TASK DETAILS
Look through the listing for the word "Residuals". Copy each line that has it.

++++ RECORDS FOR THE TASK

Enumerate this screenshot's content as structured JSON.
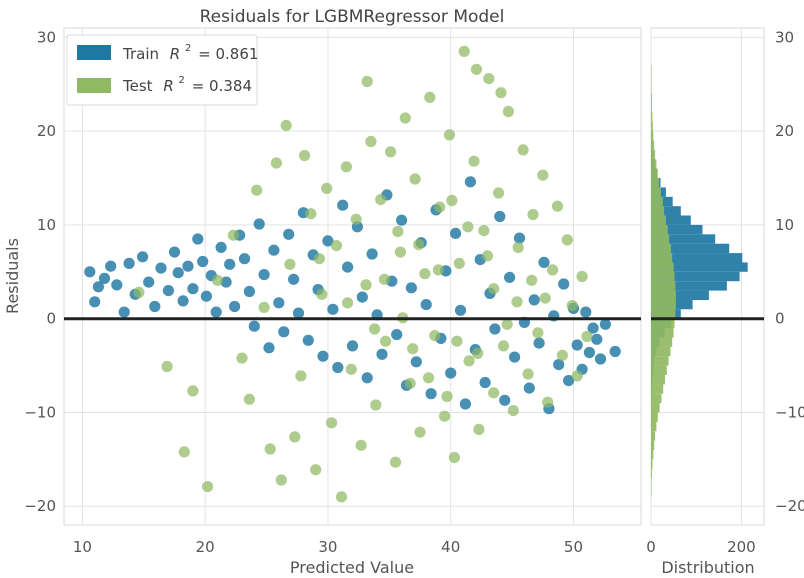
{
  "chart_data": {
    "type": "scatter",
    "title": "Residuals for LGBMRegressor Model",
    "xlabel": "Predicted Value",
    "ylabel": "Residuals",
    "xlim": [
      8.5,
      55.5
    ],
    "ylim": [
      -22,
      31
    ],
    "xticks": [
      "10",
      "20",
      "30",
      "40",
      "50"
    ],
    "yticks": [
      "−20",
      "−10",
      "0",
      "10",
      "20",
      "30"
    ],
    "zero_line": 0,
    "grid": true,
    "legend_position": "top-left",
    "series": [
      {
        "name": "Train",
        "legend_label": "Train R² = 0.861",
        "r2_label": "R",
        "r2_value": "= 0.861",
        "color": "#1f77a4",
        "points": [
          [
            10.6,
            5.0
          ],
          [
            11.0,
            1.8
          ],
          [
            11.3,
            3.4
          ],
          [
            11.8,
            4.3
          ],
          [
            12.3,
            5.6
          ],
          [
            12.8,
            3.6
          ],
          [
            13.4,
            0.7
          ],
          [
            13.8,
            5.9
          ],
          [
            14.3,
            2.6
          ],
          [
            14.9,
            6.6
          ],
          [
            15.4,
            3.9
          ],
          [
            15.9,
            1.3
          ],
          [
            16.4,
            5.4
          ],
          [
            17.0,
            3.0
          ],
          [
            17.5,
            7.1
          ],
          [
            17.8,
            4.9
          ],
          [
            18.2,
            1.9
          ],
          [
            18.6,
            5.6
          ],
          [
            19.0,
            3.2
          ],
          [
            19.4,
            8.5
          ],
          [
            19.8,
            6.1
          ],
          [
            20.1,
            2.4
          ],
          [
            20.5,
            4.6
          ],
          [
            20.9,
            0.7
          ],
          [
            21.3,
            7.6
          ],
          [
            21.7,
            3.9
          ],
          [
            22.0,
            5.8
          ],
          [
            22.4,
            1.3
          ],
          [
            22.8,
            8.9
          ],
          [
            23.2,
            6.4
          ],
          [
            23.6,
            2.9
          ],
          [
            24.0,
            -0.8
          ],
          [
            24.4,
            10.1
          ],
          [
            24.8,
            4.7
          ],
          [
            25.2,
            -3.1
          ],
          [
            25.6,
            7.3
          ],
          [
            26.0,
            1.7
          ],
          [
            26.4,
            -1.4
          ],
          [
            26.8,
            9.0
          ],
          [
            27.2,
            4.2
          ],
          [
            27.6,
            0.6
          ],
          [
            28.0,
            11.3
          ],
          [
            28.4,
            -2.3
          ],
          [
            28.8,
            6.8
          ],
          [
            29.2,
            3.1
          ],
          [
            29.6,
            -4.0
          ],
          [
            30.0,
            8.3
          ],
          [
            30.4,
            1.0
          ],
          [
            30.8,
            -5.2
          ],
          [
            31.2,
            12.1
          ],
          [
            31.6,
            5.5
          ],
          [
            32.0,
            -2.9
          ],
          [
            32.4,
            9.8
          ],
          [
            32.8,
            2.3
          ],
          [
            33.2,
            -6.3
          ],
          [
            33.6,
            6.9
          ],
          [
            34.0,
            0.4
          ],
          [
            34.4,
            -3.8
          ],
          [
            34.8,
            13.2
          ],
          [
            35.2,
            4.0
          ],
          [
            35.6,
            -1.7
          ],
          [
            36.0,
            10.5
          ],
          [
            36.4,
            -7.1
          ],
          [
            36.8,
            3.3
          ],
          [
            37.2,
            -4.6
          ],
          [
            37.6,
            8.1
          ],
          [
            38.0,
            1.5
          ],
          [
            38.4,
            -8.0
          ],
          [
            38.8,
            11.6
          ],
          [
            39.2,
            -2.1
          ],
          [
            39.6,
            5.1
          ],
          [
            40.0,
            -5.8
          ],
          [
            40.4,
            9.1
          ],
          [
            40.8,
            0.9
          ],
          [
            41.2,
            -9.1
          ],
          [
            41.6,
            14.6
          ],
          [
            42.0,
            -3.3
          ],
          [
            42.4,
            6.3
          ],
          [
            42.8,
            -6.8
          ],
          [
            43.2,
            2.7
          ],
          [
            43.6,
            -1.1
          ],
          [
            44.0,
            10.9
          ],
          [
            44.4,
            -8.7
          ],
          [
            44.8,
            4.4
          ],
          [
            45.2,
            -4.1
          ],
          [
            45.6,
            8.6
          ],
          [
            46.0,
            -0.4
          ],
          [
            46.4,
            -7.4
          ],
          [
            46.8,
            2.0
          ],
          [
            47.2,
            -2.6
          ],
          [
            47.6,
            6.0
          ],
          [
            48.0,
            -9.6
          ],
          [
            48.4,
            0.3
          ],
          [
            48.8,
            -4.9
          ],
          [
            49.2,
            3.7
          ],
          [
            49.6,
            -6.6
          ],
          [
            50.0,
            1.1
          ],
          [
            50.3,
            -2.8
          ],
          [
            50.7,
            -5.4
          ],
          [
            51.0,
            0.7
          ],
          [
            51.3,
            -3.6
          ],
          [
            51.6,
            -1.0
          ],
          [
            51.9,
            -2.2
          ],
          [
            52.2,
            -4.3
          ],
          [
            52.6,
            -0.6
          ],
          [
            53.4,
            -3.5
          ]
        ]
      },
      {
        "name": "Test",
        "legend_label": "Test R² = 0.384",
        "r2_label": "R",
        "r2_value": "= 0.384",
        "color": "#8fb962",
        "points": [
          [
            14.6,
            2.8
          ],
          [
            16.9,
            -5.1
          ],
          [
            18.3,
            -14.2
          ],
          [
            19.0,
            -7.7
          ],
          [
            20.2,
            -17.9
          ],
          [
            21.0,
            4.1
          ],
          [
            22.3,
            8.9
          ],
          [
            23.0,
            -4.2
          ],
          [
            23.6,
            -8.6
          ],
          [
            24.2,
            13.7
          ],
          [
            24.8,
            1.2
          ],
          [
            25.3,
            -13.9
          ],
          [
            25.8,
            16.6
          ],
          [
            26.2,
            -17.2
          ],
          [
            26.6,
            20.6
          ],
          [
            26.9,
            5.8
          ],
          [
            27.3,
            -12.6
          ],
          [
            27.8,
            -6.1
          ],
          [
            28.1,
            17.4
          ],
          [
            28.6,
            11.2
          ],
          [
            29.0,
            -16.1
          ],
          [
            29.5,
            2.6
          ],
          [
            29.9,
            13.9
          ],
          [
            30.3,
            -11.1
          ],
          [
            30.7,
            7.8
          ],
          [
            31.1,
            -19.0
          ],
          [
            31.5,
            16.2
          ],
          [
            31.9,
            -5.4
          ],
          [
            32.3,
            10.6
          ],
          [
            32.7,
            -13.5
          ],
          [
            33.1,
            3.6
          ],
          [
            33.5,
            18.9
          ],
          [
            33.9,
            -9.2
          ],
          [
            34.3,
            12.7
          ],
          [
            34.7,
            -2.4
          ],
          [
            35.1,
            17.8
          ],
          [
            35.5,
            -15.3
          ],
          [
            35.9,
            7.1
          ],
          [
            36.3,
            21.4
          ],
          [
            36.7,
            -6.9
          ],
          [
            37.1,
            14.9
          ],
          [
            37.5,
            -12.1
          ],
          [
            37.9,
            4.8
          ],
          [
            38.3,
            23.6
          ],
          [
            38.7,
            -1.8
          ],
          [
            39.1,
            11.9
          ],
          [
            39.5,
            -10.4
          ],
          [
            39.9,
            19.6
          ],
          [
            40.3,
            -14.8
          ],
          [
            40.7,
            5.9
          ],
          [
            41.1,
            28.5
          ],
          [
            41.5,
            -4.5
          ],
          [
            41.9,
            16.8
          ],
          [
            42.3,
            -11.8
          ],
          [
            42.7,
            9.4
          ],
          [
            43.1,
            25.6
          ],
          [
            43.5,
            -7.9
          ],
          [
            43.9,
            13.4
          ],
          [
            44.3,
            -2.9
          ],
          [
            44.7,
            22.1
          ],
          [
            45.1,
            -9.8
          ],
          [
            45.5,
            7.6
          ],
          [
            45.9,
            18.0
          ],
          [
            46.3,
            -5.9
          ],
          [
            46.7,
            11.1
          ],
          [
            47.1,
            -1.5
          ],
          [
            47.5,
            15.3
          ],
          [
            47.9,
            -8.9
          ],
          [
            48.3,
            5.2
          ],
          [
            48.7,
            12.0
          ],
          [
            49.1,
            -3.9
          ],
          [
            49.5,
            8.4
          ],
          [
            49.9,
            1.4
          ],
          [
            50.3,
            -6.1
          ],
          [
            50.7,
            4.5
          ],
          [
            51.1,
            -1.9
          ],
          [
            33.2,
            25.3
          ],
          [
            42.1,
            26.6
          ],
          [
            44.1,
            24.1
          ],
          [
            39.0,
            5.2
          ],
          [
            36.1,
            0.1
          ],
          [
            40.5,
            -2.4
          ],
          [
            43.5,
            3.2
          ],
          [
            37.4,
            7.9
          ],
          [
            41.4,
            9.8
          ],
          [
            34.6,
            4.2
          ],
          [
            45.4,
            1.8
          ],
          [
            38.2,
            -6.3
          ],
          [
            42.2,
            -3.7
          ],
          [
            35.7,
            9.3
          ],
          [
            44.6,
            -0.6
          ],
          [
            31.6,
            1.7
          ],
          [
            29.3,
            6.4
          ],
          [
            46.6,
            4.1
          ],
          [
            40.1,
            12.6
          ],
          [
            36.9,
            -3.2
          ],
          [
            43.0,
            6.7
          ],
          [
            33.8,
            -1.1
          ],
          [
            47.7,
            2.2
          ],
          [
            39.7,
            -8.3
          ]
        ]
      }
    ],
    "histogram": {
      "xlabel": "Distribution",
      "xticks": [
        "0",
        "200"
      ],
      "xlim": [
        0,
        250
      ],
      "bins_low": -22,
      "bin_width": 1,
      "train_counts": [
        0,
        0,
        0,
        0,
        0,
        0,
        0,
        0,
        0,
        0,
        0,
        0,
        0,
        1,
        2,
        3,
        5,
        7,
        12,
        19,
        30,
        45,
        66,
        92,
        128,
        168,
        196,
        214,
        202,
        173,
        142,
        114,
        88,
        66,
        48,
        33,
        21,
        13,
        7,
        4,
        2,
        1,
        0,
        0,
        0,
        0,
        0,
        0,
        0,
        0,
        0,
        0,
        0
      ],
      "test_counts": [
        0,
        0,
        0,
        1,
        1,
        2,
        3,
        5,
        7,
        9,
        12,
        15,
        19,
        23,
        27,
        31,
        35,
        39,
        43,
        47,
        50,
        52,
        54,
        55,
        55,
        54,
        52,
        50,
        47,
        44,
        40,
        37,
        33,
        29,
        26,
        22,
        18,
        15,
        12,
        9,
        7,
        5,
        4,
        3,
        2,
        2,
        1,
        1,
        1,
        0,
        0,
        0,
        0
      ]
    }
  }
}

++++++++

EXPECTED OUTPUT
    "title": "Residuals for LGBMRegressor Model",
    "ylabel": "Residuals",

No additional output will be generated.